**SET EXERCISE:** Copy word for word the part of the registration statement text that opens with the words containing "(iii) to include" and closes with "reference in this Registration Statement.".

Insofar as indemnification for liabilities arising under the Securities Act may be permitted to directors, officers and controlling persons of the Registrant pursuant to the foregoing provisions, or otherwise, we have been advised that in the opinion of the Commission such indemnification is against public policy and is, therefore, unenforceable.
 
Item 7. Exemption from Registration Claimed.
 
Not applicable.
 
Item 8. Exhibits.

No.
 
Description of Exhibit
     
 
Opinion of Tarter Krinsky & Drogin LLP
     
 
Consulting Agreement with Amanda Schuon
     
 
Consent of Independent Registered Public Accounting Firm
     
23.2
 
Consent of Tarter Krinsky & Drogin LLP (included in Exhibit 5)
     
 
Powers of Attorney
 
Item 9. Undertakings.
 
(a) The undersigned Registrant hereby undertakes:
 
(1) To file, during any period in which offers or sales are being made, a post-effective amendment to this Registration Statement:
 
(i) to include any prospectus required by Section 10(a)(3) of the Securities Act;
 
(ii) to reflect in the prospectus any facts or events arising after the effective date of this Registration Statement (or the most recent post-effective amendment hereof) which, individually or in the aggregate, represent a fundamental change in the information set forth in this Registration Statement. Notwithstanding the foregoing, any increase or decrease in volume of securities offered (if the total dollar value of securities offered would not exceed that which was registered) and any deviation from the low or high end of the estimated maximum offering range may be reflected in the form of prospectus filed with the Commission pursuant to Rule 424(b) if, in the aggregate, the changes in volume and price represent no more than a 20% change in the maximum aggregate offering price set forth in the “Calculation of Registration Fee” table in the effective Registration Statement; and
 
(iii) to include any material information with respect to the plan of distribution not previously disclosed in this Registration Statement or any material change to such information in this Registration Statement; provided, however, that paragraphs (a)(1)(i) and (a)(1)(ii) do not apply if the information required to be included in a post-effective amendment by those paragraphs is contained in periodic reports filed by the Registrant pursuant to Section 13 or Section 15(d) of the Exchange Act that are incorporated by reference in this Registration Statement.

**GIVEN INFORMATION:**
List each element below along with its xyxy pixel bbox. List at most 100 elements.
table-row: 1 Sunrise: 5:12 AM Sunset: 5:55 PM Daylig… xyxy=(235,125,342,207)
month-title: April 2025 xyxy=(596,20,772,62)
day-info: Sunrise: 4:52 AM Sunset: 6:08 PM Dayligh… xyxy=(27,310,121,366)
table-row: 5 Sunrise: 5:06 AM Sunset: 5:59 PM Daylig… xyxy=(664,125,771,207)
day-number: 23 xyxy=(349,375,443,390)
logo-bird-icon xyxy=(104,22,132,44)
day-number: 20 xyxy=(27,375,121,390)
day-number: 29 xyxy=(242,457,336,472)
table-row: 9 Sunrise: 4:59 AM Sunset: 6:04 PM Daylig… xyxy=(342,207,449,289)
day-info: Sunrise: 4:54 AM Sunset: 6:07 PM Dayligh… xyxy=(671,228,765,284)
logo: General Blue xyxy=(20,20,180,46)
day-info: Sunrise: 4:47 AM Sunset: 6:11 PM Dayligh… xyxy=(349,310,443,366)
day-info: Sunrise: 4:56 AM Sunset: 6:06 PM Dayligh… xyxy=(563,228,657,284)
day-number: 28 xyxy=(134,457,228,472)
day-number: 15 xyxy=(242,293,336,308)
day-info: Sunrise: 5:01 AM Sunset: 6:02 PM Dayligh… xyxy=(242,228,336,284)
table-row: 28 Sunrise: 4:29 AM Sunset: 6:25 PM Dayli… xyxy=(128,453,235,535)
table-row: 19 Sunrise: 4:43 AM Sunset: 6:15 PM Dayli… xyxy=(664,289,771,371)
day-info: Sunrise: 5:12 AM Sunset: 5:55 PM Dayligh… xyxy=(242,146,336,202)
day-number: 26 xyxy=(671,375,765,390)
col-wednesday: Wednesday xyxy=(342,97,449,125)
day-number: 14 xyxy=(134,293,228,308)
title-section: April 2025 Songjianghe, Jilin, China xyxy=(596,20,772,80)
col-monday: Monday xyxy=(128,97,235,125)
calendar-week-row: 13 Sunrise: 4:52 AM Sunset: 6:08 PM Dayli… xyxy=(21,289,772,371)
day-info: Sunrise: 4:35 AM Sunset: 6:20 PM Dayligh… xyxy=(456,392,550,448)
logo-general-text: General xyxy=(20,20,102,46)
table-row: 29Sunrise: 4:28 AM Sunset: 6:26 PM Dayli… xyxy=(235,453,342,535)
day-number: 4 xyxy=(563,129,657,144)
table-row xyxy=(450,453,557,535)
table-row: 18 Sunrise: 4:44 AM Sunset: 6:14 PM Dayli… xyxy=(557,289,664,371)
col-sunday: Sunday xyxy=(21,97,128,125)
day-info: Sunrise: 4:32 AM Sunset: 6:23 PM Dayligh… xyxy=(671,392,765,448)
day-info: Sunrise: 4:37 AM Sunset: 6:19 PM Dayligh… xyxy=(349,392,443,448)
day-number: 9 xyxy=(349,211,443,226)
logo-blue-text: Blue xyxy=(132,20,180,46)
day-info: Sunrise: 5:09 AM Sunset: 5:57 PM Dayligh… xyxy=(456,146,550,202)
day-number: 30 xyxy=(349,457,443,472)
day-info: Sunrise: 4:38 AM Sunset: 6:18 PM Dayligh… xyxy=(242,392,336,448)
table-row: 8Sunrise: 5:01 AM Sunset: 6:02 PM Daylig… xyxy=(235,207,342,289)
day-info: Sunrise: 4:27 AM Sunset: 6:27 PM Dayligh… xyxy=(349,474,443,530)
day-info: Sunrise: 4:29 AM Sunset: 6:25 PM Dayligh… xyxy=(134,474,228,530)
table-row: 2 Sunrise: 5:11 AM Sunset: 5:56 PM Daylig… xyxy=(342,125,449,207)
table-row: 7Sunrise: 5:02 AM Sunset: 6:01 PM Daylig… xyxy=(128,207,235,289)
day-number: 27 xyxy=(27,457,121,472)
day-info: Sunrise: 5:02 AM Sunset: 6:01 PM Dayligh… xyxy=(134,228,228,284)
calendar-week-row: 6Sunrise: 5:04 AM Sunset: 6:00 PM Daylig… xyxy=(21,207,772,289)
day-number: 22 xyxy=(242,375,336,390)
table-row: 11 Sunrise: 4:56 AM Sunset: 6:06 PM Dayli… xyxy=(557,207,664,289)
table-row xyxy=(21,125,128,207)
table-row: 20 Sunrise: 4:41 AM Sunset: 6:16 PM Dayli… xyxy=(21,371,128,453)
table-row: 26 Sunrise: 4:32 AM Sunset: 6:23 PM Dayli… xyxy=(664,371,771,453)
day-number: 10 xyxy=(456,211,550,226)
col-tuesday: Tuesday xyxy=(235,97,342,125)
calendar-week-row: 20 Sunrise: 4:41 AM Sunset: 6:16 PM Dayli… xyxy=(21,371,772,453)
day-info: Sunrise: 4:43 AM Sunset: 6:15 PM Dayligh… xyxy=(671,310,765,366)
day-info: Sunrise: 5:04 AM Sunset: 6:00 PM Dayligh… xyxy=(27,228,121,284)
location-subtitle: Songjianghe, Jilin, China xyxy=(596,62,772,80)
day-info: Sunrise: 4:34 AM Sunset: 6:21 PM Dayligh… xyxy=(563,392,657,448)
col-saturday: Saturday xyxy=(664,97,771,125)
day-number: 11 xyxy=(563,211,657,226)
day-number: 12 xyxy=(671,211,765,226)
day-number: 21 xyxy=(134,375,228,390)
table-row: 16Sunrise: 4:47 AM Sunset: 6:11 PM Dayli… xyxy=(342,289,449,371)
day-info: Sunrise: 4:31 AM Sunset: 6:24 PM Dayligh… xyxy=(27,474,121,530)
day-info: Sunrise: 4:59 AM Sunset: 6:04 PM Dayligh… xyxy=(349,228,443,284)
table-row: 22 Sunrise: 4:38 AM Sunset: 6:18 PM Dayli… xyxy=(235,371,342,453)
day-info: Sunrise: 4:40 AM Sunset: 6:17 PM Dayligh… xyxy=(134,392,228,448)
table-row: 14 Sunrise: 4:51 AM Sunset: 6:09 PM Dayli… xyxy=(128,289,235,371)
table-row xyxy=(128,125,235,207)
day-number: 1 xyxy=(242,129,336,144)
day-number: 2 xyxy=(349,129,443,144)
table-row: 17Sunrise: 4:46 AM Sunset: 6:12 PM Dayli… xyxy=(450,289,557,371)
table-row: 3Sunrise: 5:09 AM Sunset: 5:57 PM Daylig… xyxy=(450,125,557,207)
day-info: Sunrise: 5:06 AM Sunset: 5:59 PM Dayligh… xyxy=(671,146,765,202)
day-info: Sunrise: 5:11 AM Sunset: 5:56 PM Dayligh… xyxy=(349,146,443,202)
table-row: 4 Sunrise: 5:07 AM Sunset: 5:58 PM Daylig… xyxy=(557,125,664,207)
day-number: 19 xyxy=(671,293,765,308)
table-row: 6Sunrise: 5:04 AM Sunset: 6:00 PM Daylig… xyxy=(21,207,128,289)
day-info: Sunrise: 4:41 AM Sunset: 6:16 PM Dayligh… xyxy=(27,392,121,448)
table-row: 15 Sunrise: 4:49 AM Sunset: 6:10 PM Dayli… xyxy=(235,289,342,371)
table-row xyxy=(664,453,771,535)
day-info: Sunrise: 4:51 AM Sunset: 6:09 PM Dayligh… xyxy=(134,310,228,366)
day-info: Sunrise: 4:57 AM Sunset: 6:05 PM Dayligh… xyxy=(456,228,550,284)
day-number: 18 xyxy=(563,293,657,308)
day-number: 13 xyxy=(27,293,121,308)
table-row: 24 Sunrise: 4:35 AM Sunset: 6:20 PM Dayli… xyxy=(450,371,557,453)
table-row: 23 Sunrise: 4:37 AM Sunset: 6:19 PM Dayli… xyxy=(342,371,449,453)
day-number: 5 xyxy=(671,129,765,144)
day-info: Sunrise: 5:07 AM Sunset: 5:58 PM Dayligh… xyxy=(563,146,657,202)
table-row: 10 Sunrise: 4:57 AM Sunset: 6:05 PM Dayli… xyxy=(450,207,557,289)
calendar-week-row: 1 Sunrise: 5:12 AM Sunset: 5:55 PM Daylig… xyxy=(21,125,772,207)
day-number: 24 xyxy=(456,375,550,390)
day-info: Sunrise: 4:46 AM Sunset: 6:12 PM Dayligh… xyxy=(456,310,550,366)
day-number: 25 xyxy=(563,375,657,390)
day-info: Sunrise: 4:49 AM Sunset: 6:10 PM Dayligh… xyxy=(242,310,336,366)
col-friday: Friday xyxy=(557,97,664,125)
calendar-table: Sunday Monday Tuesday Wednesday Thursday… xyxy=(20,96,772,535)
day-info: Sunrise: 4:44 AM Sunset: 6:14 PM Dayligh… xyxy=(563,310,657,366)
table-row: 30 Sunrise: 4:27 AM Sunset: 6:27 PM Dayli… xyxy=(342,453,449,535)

**RESULT:**
(iii) to include any material information with respect to the plan of distribution not previously disclosed in this Registration Statement or any material change to such information in this Registration Statement; provided, however, that paragraphs (a)(1)(i) and (a)(1)(ii) do not apply if the information required to be included in a post-effective amendment by those paragraphs is contained in periodic reports filed by the Registrant pursuant to Section 13 or Section 15(d) of the Exchange Act that are incorporated by reference in this Registration Statement.